--- GIVEN TASK ---
Every record here needs to be written out again exactly.

— Start of EXTRACTED RECORDS —

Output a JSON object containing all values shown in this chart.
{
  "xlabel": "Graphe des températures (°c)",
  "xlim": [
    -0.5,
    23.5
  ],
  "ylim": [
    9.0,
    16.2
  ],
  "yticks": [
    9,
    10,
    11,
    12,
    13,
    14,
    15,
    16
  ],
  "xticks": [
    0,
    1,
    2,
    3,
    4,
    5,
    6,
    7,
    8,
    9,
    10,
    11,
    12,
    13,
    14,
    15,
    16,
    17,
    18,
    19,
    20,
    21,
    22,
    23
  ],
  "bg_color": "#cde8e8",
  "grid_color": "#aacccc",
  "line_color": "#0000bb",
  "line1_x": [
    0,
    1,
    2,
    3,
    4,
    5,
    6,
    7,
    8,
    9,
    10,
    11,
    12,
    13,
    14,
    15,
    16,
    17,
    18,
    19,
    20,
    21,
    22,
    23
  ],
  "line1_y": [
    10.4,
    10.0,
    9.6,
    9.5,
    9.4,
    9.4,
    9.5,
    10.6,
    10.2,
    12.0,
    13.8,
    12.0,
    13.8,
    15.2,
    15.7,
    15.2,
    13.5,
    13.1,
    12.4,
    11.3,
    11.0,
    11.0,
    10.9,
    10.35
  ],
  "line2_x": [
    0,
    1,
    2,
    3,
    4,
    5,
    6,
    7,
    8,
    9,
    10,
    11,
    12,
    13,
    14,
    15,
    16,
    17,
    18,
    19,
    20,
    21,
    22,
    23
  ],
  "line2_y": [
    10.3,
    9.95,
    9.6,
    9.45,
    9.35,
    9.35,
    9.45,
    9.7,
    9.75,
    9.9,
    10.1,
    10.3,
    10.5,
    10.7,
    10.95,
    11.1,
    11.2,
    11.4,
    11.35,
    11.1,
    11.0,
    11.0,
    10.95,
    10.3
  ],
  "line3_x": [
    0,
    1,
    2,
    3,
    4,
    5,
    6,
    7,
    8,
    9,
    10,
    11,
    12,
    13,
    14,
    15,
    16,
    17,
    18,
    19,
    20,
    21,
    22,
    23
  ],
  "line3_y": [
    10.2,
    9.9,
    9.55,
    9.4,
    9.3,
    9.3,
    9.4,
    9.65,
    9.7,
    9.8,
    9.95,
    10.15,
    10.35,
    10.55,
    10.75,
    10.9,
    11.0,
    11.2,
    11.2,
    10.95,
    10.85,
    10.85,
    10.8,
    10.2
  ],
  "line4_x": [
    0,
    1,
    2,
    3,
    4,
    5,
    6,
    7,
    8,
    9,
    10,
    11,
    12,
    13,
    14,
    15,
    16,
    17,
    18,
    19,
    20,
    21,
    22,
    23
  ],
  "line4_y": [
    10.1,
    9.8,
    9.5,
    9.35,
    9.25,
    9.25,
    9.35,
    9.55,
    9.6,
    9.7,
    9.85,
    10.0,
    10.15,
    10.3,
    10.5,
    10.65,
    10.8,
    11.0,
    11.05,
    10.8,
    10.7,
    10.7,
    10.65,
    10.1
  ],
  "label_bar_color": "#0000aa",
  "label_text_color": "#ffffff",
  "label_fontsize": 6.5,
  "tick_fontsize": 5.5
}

— End of EXTRACTED RECORDS —

--- SOLUTION FOR THIS EXERCISE ---
Output a JSON object containing all values shown in this chart.
{
  "xlabel": "Graphe des températures (°c)",
  "xlim": [
    -0.5,
    23.5
  ],
  "ylim": [
    9.0,
    16.2
  ],
  "yticks": [
    9,
    10,
    11,
    12,
    13,
    14,
    15,
    16
  ],
  "xticks": [
    0,
    1,
    2,
    3,
    4,
    5,
    6,
    7,
    8,
    9,
    10,
    11,
    12,
    13,
    14,
    15,
    16,
    17,
    18,
    19,
    20,
    21,
    22,
    23
  ],
  "bg_color": "#cde8e8",
  "grid_color": "#aacccc",
  "line_color": "#0000bb",
  "line1_x": [
    0,
    1,
    2,
    3,
    4,
    5,
    6,
    7,
    8,
    9,
    10,
    11,
    12,
    13,
    14,
    15,
    16,
    17,
    18,
    19,
    20,
    21,
    22,
    23
  ],
  "line1_y": [
    10.4,
    10.0,
    9.6,
    9.5,
    9.4,
    9.4,
    9.5,
    10.6,
    10.2,
    12.0,
    13.8,
    12.0,
    13.8,
    15.2,
    15.7,
    15.2,
    13.5,
    13.1,
    12.4,
    11.3,
    11.0,
    11.0,
    10.9,
    10.35
  ],
  "line2_x": [
    0,
    1,
    2,
    3,
    4,
    5,
    6,
    7,
    8,
    9,
    10,
    11,
    12,
    13,
    14,
    15,
    16,
    17,
    18,
    19,
    20,
    21,
    22,
    23
  ],
  "line2_y": [
    10.3,
    9.95,
    9.6,
    9.45,
    9.35,
    9.35,
    9.45,
    9.7,
    9.75,
    9.9,
    10.1,
    10.3,
    10.5,
    10.7,
    10.95,
    11.1,
    11.2,
    11.4,
    11.35,
    11.1,
    11.0,
    11.0,
    10.95,
    10.3
  ],
  "line3_x": [
    0,
    1,
    2,
    3,
    4,
    5,
    6,
    7,
    8,
    9,
    10,
    11,
    12,
    13,
    14,
    15,
    16,
    17,
    18,
    19,
    20,
    21,
    22,
    23
  ],
  "line3_y": [
    10.2,
    9.9,
    9.55,
    9.4,
    9.3,
    9.3,
    9.4,
    9.65,
    9.7,
    9.8,
    9.95,
    10.15,
    10.35,
    10.55,
    10.75,
    10.9,
    11.0,
    11.2,
    11.2,
    10.95,
    10.85,
    10.85,
    10.8,
    10.2
  ],
  "line4_x": [
    0,
    1,
    2,
    3,
    4,
    5,
    6,
    7,
    8,
    9,
    10,
    11,
    12,
    13,
    14,
    15,
    16,
    17,
    18,
    19,
    20,
    21,
    22,
    23
  ],
  "line4_y": [
    10.1,
    9.8,
    9.5,
    9.35,
    9.25,
    9.25,
    9.35,
    9.55,
    9.6,
    9.7,
    9.85,
    10.0,
    10.15,
    10.3,
    10.5,
    10.65,
    10.8,
    11.0,
    11.05,
    10.8,
    10.7,
    10.7,
    10.65,
    10.1
  ],
  "label_bar_color": "#0000aa",
  "label_text_color": "#ffffff",
  "label_fontsize": 6.5,
  "tick_fontsize": 5.5
}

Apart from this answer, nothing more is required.